* **WHAT TO WORK ON**
Copy every line in which the string "name" occurs.

* **STORED ROWS**
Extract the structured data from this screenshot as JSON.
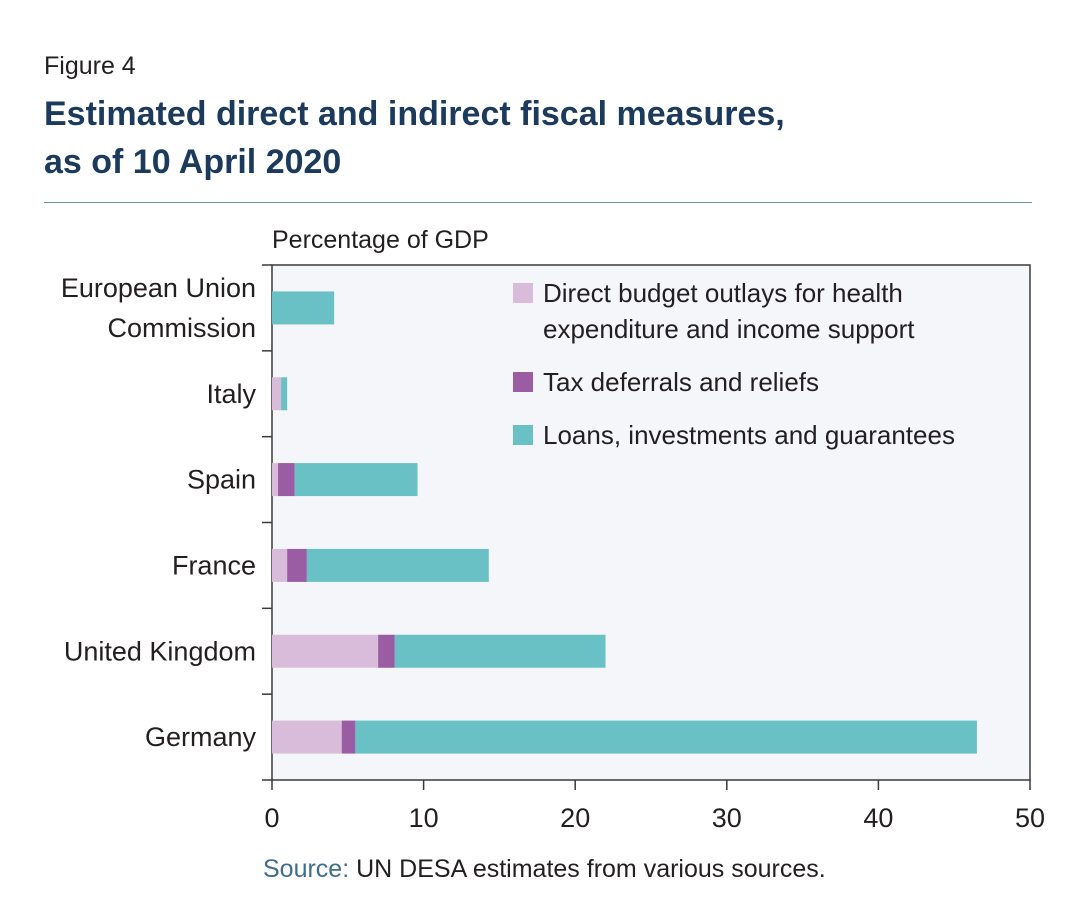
{
  "figure_label": "Figure 4",
  "title_lines": [
    "Estimated direct and indirect fiscal measures,",
    "as of 10 April 2020"
  ],
  "source": {
    "label": "Source:",
    "text": " UN DESA estimates from various sources."
  },
  "colors": {
    "direct": "#d8bcd9",
    "tax": "#9a5ca3",
    "loans": "#6ac1c5",
    "plot_bg": "#f4f6f9",
    "title": "#1b3a5c"
  },
  "chart_data": {
    "type": "bar",
    "orientation": "horizontal",
    "stacked": true,
    "ylabel_top": "Percentage of GDP",
    "categories": [
      [
        "European Union",
        "Commission"
      ],
      [
        "Italy"
      ],
      [
        "Spain"
      ],
      [
        "France"
      ],
      [
        "United Kingdom"
      ],
      [
        "Germany"
      ]
    ],
    "series": [
      {
        "name": "Direct budget outlays for health expenditure and income support",
        "legend_lines": [
          "Direct budget outlays for health",
          "expenditure and income support"
        ],
        "color_key": "direct",
        "values": [
          0,
          0.6,
          0.4,
          1.0,
          7.0,
          4.6
        ]
      },
      {
        "name": "Tax deferrals and reliefs",
        "legend_lines": [
          "Tax deferrals and reliefs"
        ],
        "color_key": "tax",
        "values": [
          0,
          0,
          1.1,
          1.3,
          1.1,
          0.9
        ]
      },
      {
        "name": "Loans, investments and guarantees",
        "legend_lines": [
          "Loans, investments and guarantees"
        ],
        "color_key": "loans",
        "values": [
          4.1,
          0.4,
          8.1,
          12.0,
          13.9,
          41.0
        ]
      }
    ],
    "xlim": [
      0,
      50
    ],
    "xticks": [
      0,
      10,
      20,
      30,
      40,
      50
    ],
    "grid": false,
    "legend_position": "top-right"
  }
}
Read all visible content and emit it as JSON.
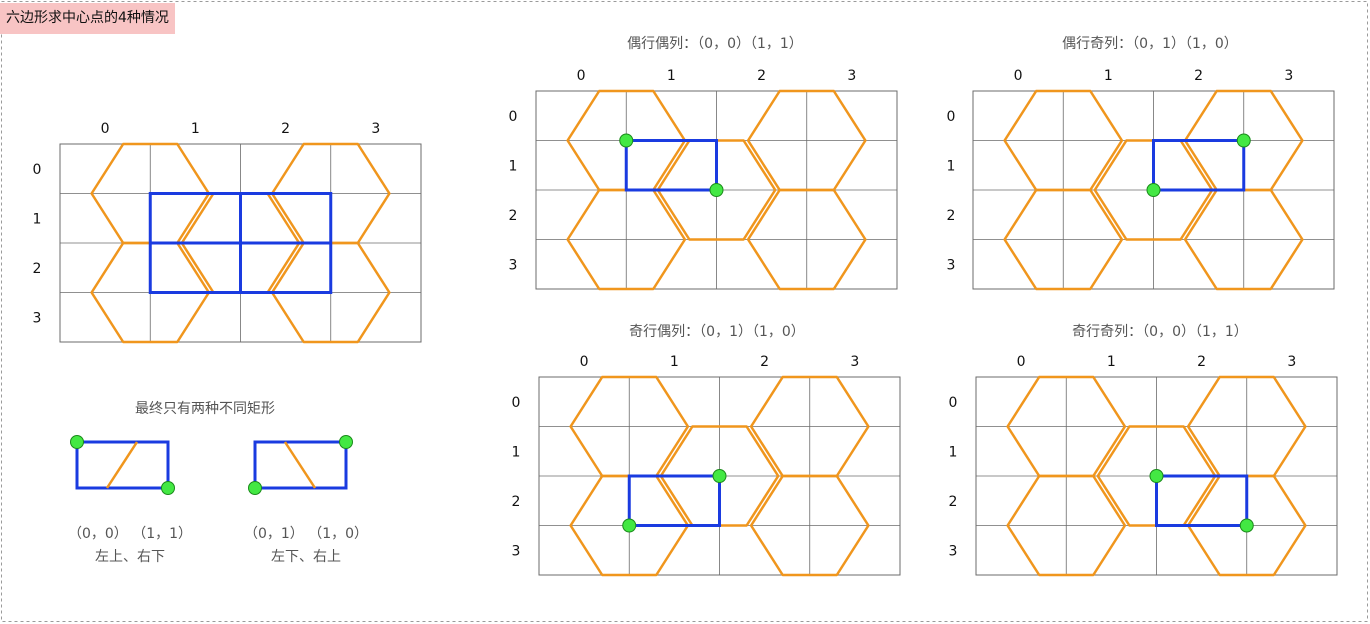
{
  "title": "六边形求中心点的4种情况",
  "colors": {
    "hexagon": "#f0961d",
    "rect": "#1a3be0",
    "point_fill": "#43e843",
    "point_stroke": "#1a8a1a",
    "grid": "#6b6b6b",
    "frame": "#9a9a9a",
    "text": "#111111",
    "caption": "#555555",
    "title_bg": "#f8c4c4"
  },
  "main_diagram": {
    "col_labels": [
      "0",
      "1",
      "2",
      "3"
    ],
    "row_labels": [
      "0",
      "1",
      "2",
      "3"
    ]
  },
  "cases": [
    {
      "id": "even-even",
      "label": "偶行偶列：（0，0）（1，1）",
      "col_labels": [
        "0",
        "1",
        "2",
        "3"
      ],
      "row_labels": [
        "0",
        "1",
        "2",
        "3"
      ]
    },
    {
      "id": "even-odd",
      "label": "偶行奇列：（0，1）（1，0）",
      "col_labels": [
        "0",
        "1",
        "2",
        "3"
      ],
      "row_labels": [
        "0",
        "1",
        "2",
        "3"
      ]
    },
    {
      "id": "odd-even",
      "label": "奇行偶列：（0，1）（1，0）",
      "col_labels": [
        "0",
        "1",
        "2",
        "3"
      ],
      "row_labels": [
        "0",
        "1",
        "2",
        "3"
      ]
    },
    {
      "id": "odd-odd",
      "label": "奇行奇列：（0，0）（1，1）",
      "col_labels": [
        "0",
        "1",
        "2",
        "3"
      ],
      "row_labels": [
        "0",
        "1",
        "2",
        "3"
      ]
    }
  ],
  "summary": {
    "heading": "最终只有两种不同矩形",
    "shapes": [
      {
        "coords": "（0，0） （1，1）",
        "desc": "左上、右下"
      },
      {
        "coords": "（0，1） （1，0）",
        "desc": "左下、右上"
      }
    ]
  }
}
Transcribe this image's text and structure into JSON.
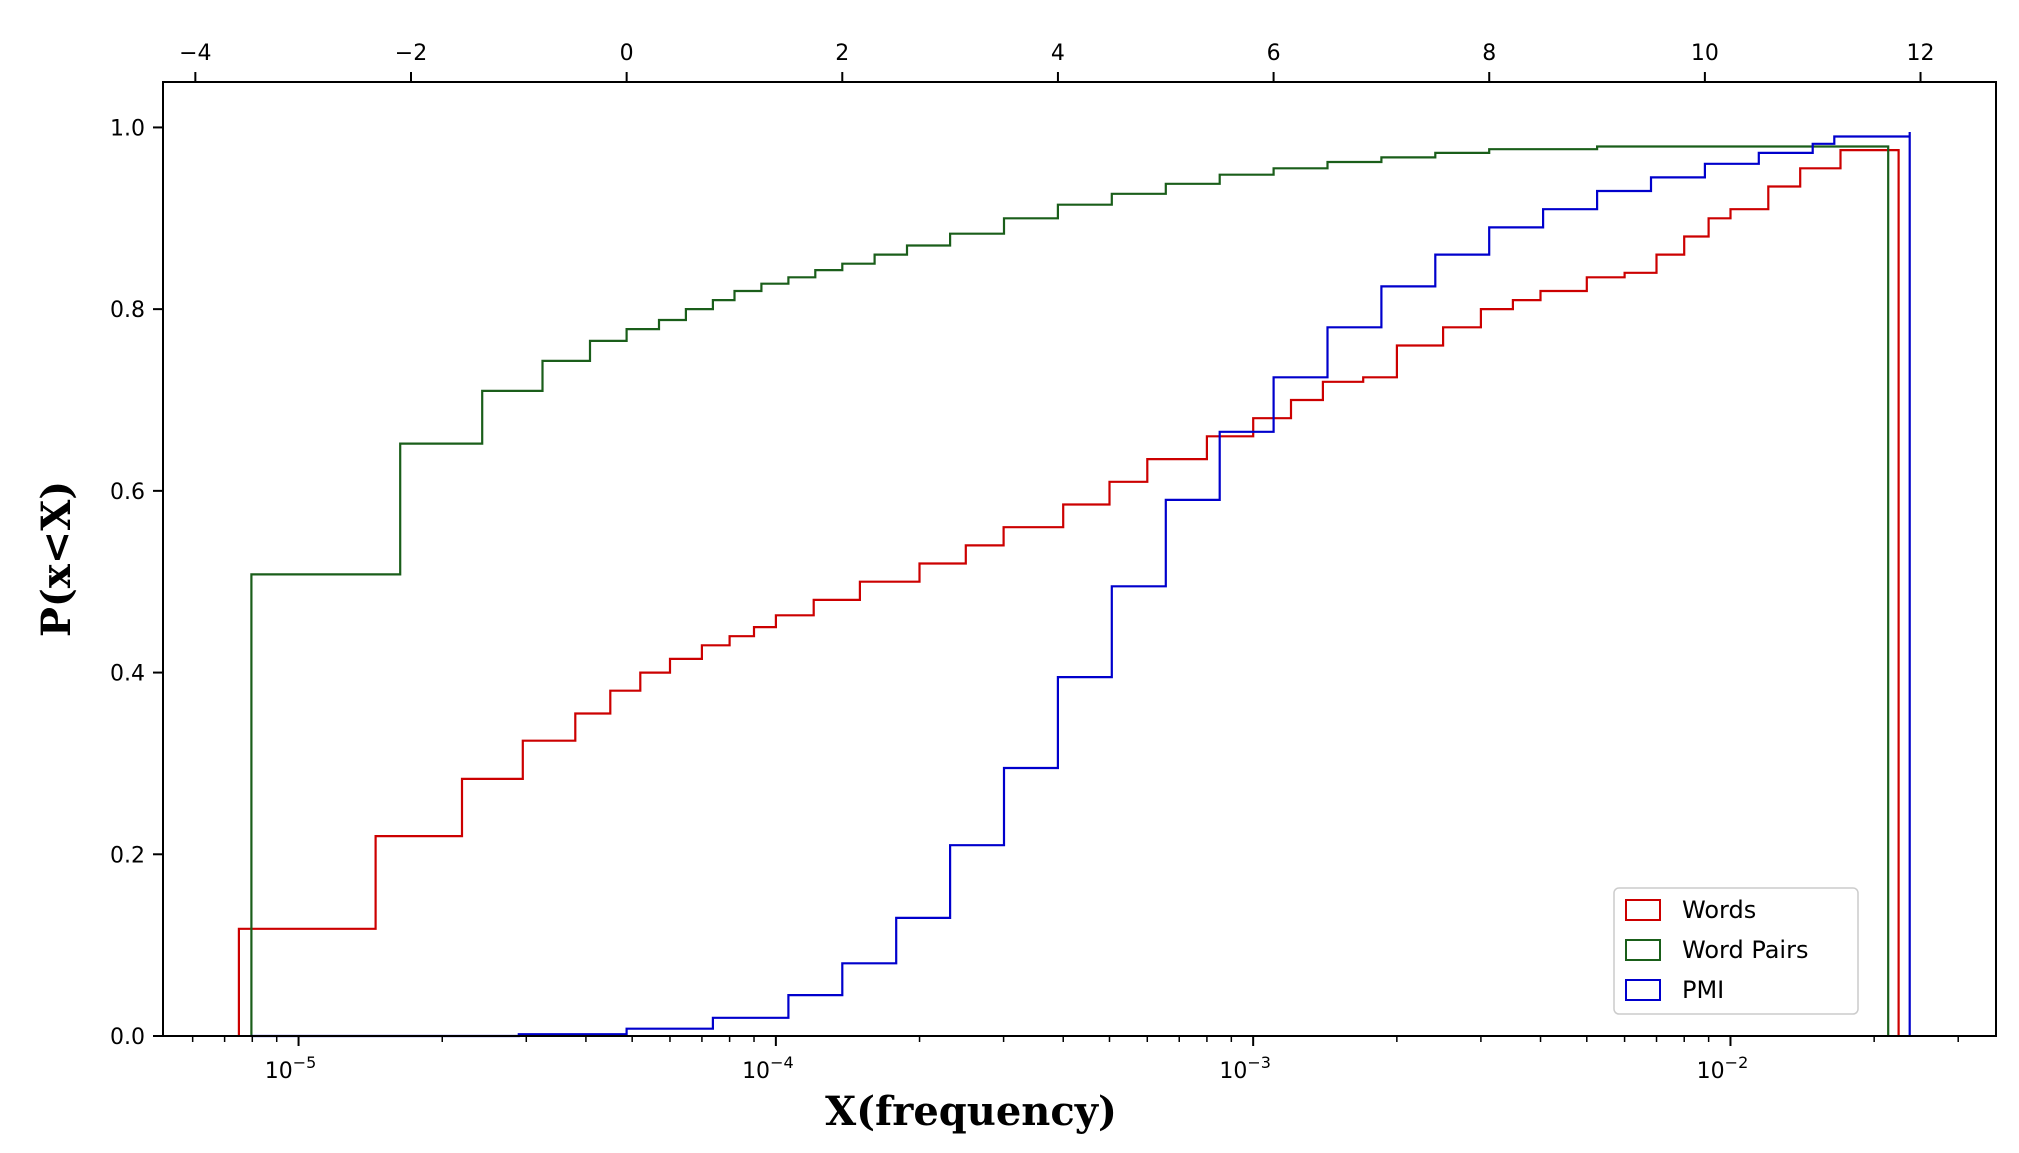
{
  "chart_data": {
    "type": "line",
    "drawstyle": "steps-post",
    "xlabel": "X(frequency)",
    "ylabel": "P(x<X)",
    "x_scale": "log",
    "xlim": [
      5.2e-06,
      0.036
    ],
    "ylim": [
      0,
      1.05
    ],
    "bottom_ticks": [
      {
        "value": 1e-05,
        "base": "10",
        "exp": "−5"
      },
      {
        "value": 0.0001,
        "base": "10",
        "exp": "−4"
      },
      {
        "value": 0.001,
        "base": "10",
        "exp": "−3"
      },
      {
        "value": 0.01,
        "base": "10",
        "exp": "−2"
      }
    ],
    "y_ticks": [
      {
        "value": 0.0,
        "label": "0.0"
      },
      {
        "value": 0.2,
        "label": "0.2"
      },
      {
        "value": 0.4,
        "label": "0.4"
      },
      {
        "value": 0.6,
        "label": "0.6"
      },
      {
        "value": 0.8,
        "label": "0.8"
      },
      {
        "value": 1.0,
        "label": "1.0"
      }
    ],
    "top_axis": {
      "lim": [
        -4.3,
        12.7
      ],
      "ticks": [
        {
          "value": -4,
          "label": "−4"
        },
        {
          "value": -2,
          "label": "−2"
        },
        {
          "value": 0,
          "label": "0"
        },
        {
          "value": 2,
          "label": "2"
        },
        {
          "value": 4,
          "label": "4"
        },
        {
          "value": 6,
          "label": "6"
        },
        {
          "value": 8,
          "label": "8"
        },
        {
          "value": 10,
          "label": "10"
        },
        {
          "value": 12,
          "label": "12"
        }
      ]
    },
    "legend_position": "lower-right",
    "series": [
      {
        "name": "Words",
        "color": "#cc0000",
        "axis": "bottom",
        "x": [
          7.5e-06,
          1.45e-05,
          2.2e-05,
          2.95e-05,
          3.8e-05,
          4.5e-05,
          5.2e-05,
          6e-05,
          7e-05,
          8e-05,
          9e-05,
          0.0001,
          0.00012,
          0.00015,
          0.0002,
          0.00025,
          0.0003,
          0.0004,
          0.0005,
          0.0006,
          0.0008,
          0.001,
          0.0012,
          0.0014,
          0.0017,
          0.002,
          0.0025,
          0.003,
          0.0035,
          0.004,
          0.005,
          0.006,
          0.007,
          0.008,
          0.009,
          0.01,
          0.012,
          0.014,
          0.017,
          0.0225
        ],
        "y": [
          0.118,
          0.22,
          0.283,
          0.325,
          0.355,
          0.38,
          0.4,
          0.415,
          0.43,
          0.44,
          0.45,
          0.463,
          0.48,
          0.5,
          0.52,
          0.54,
          0.56,
          0.585,
          0.61,
          0.635,
          0.66,
          0.68,
          0.7,
          0.72,
          0.725,
          0.76,
          0.78,
          0.8,
          0.81,
          0.82,
          0.835,
          0.84,
          0.86,
          0.88,
          0.9,
          0.91,
          0.935,
          0.955,
          0.975,
          0.975
        ]
      },
      {
        "name": "Word Pairs",
        "color": "#1a5e1a",
        "axis": "top",
        "x": [
          -3.48,
          -2.1,
          -1.34,
          -0.78,
          -0.34,
          0.0,
          0.3,
          0.55,
          0.8,
          1.0,
          1.25,
          1.5,
          1.75,
          2.0,
          2.3,
          2.6,
          3.0,
          3.5,
          4.0,
          4.5,
          5.0,
          5.5,
          6.0,
          6.5,
          7.0,
          7.5,
          8.0,
          9.0,
          10.0,
          11.0,
          11.7
        ],
        "y": [
          0.508,
          0.652,
          0.71,
          0.743,
          0.765,
          0.778,
          0.788,
          0.8,
          0.81,
          0.82,
          0.828,
          0.835,
          0.843,
          0.85,
          0.86,
          0.87,
          0.883,
          0.9,
          0.915,
          0.927,
          0.938,
          0.948,
          0.955,
          0.962,
          0.967,
          0.972,
          0.976,
          0.979,
          0.979,
          0.979,
          0.979
        ]
      },
      {
        "name": "PMI",
        "color": "#0000cc",
        "axis": "top",
        "x": [
          -3.48,
          -1.0,
          0.0,
          0.8,
          1.5,
          2.0,
          2.5,
          3.0,
          3.5,
          4.0,
          4.5,
          5.0,
          5.5,
          6.0,
          6.5,
          7.0,
          7.5,
          8.0,
          8.5,
          9.0,
          9.5,
          10.0,
          10.5,
          11.0,
          11.2,
          11.9
        ],
        "y": [
          0.0,
          0.002,
          0.008,
          0.02,
          0.045,
          0.08,
          0.13,
          0.21,
          0.295,
          0.395,
          0.495,
          0.59,
          0.665,
          0.725,
          0.78,
          0.825,
          0.86,
          0.89,
          0.91,
          0.93,
          0.945,
          0.96,
          0.972,
          0.982,
          0.99,
          0.995
        ]
      }
    ]
  }
}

* **TASK OUTPUT**
        "name": "Direct budget outlays for health expenditure and income support",
        "name": "Tax deferrals and reliefs",
        "name": "Loans, investments and guarantees",
        "name": "Words",
        "name": "Word Pairs",
        "name": "PMI",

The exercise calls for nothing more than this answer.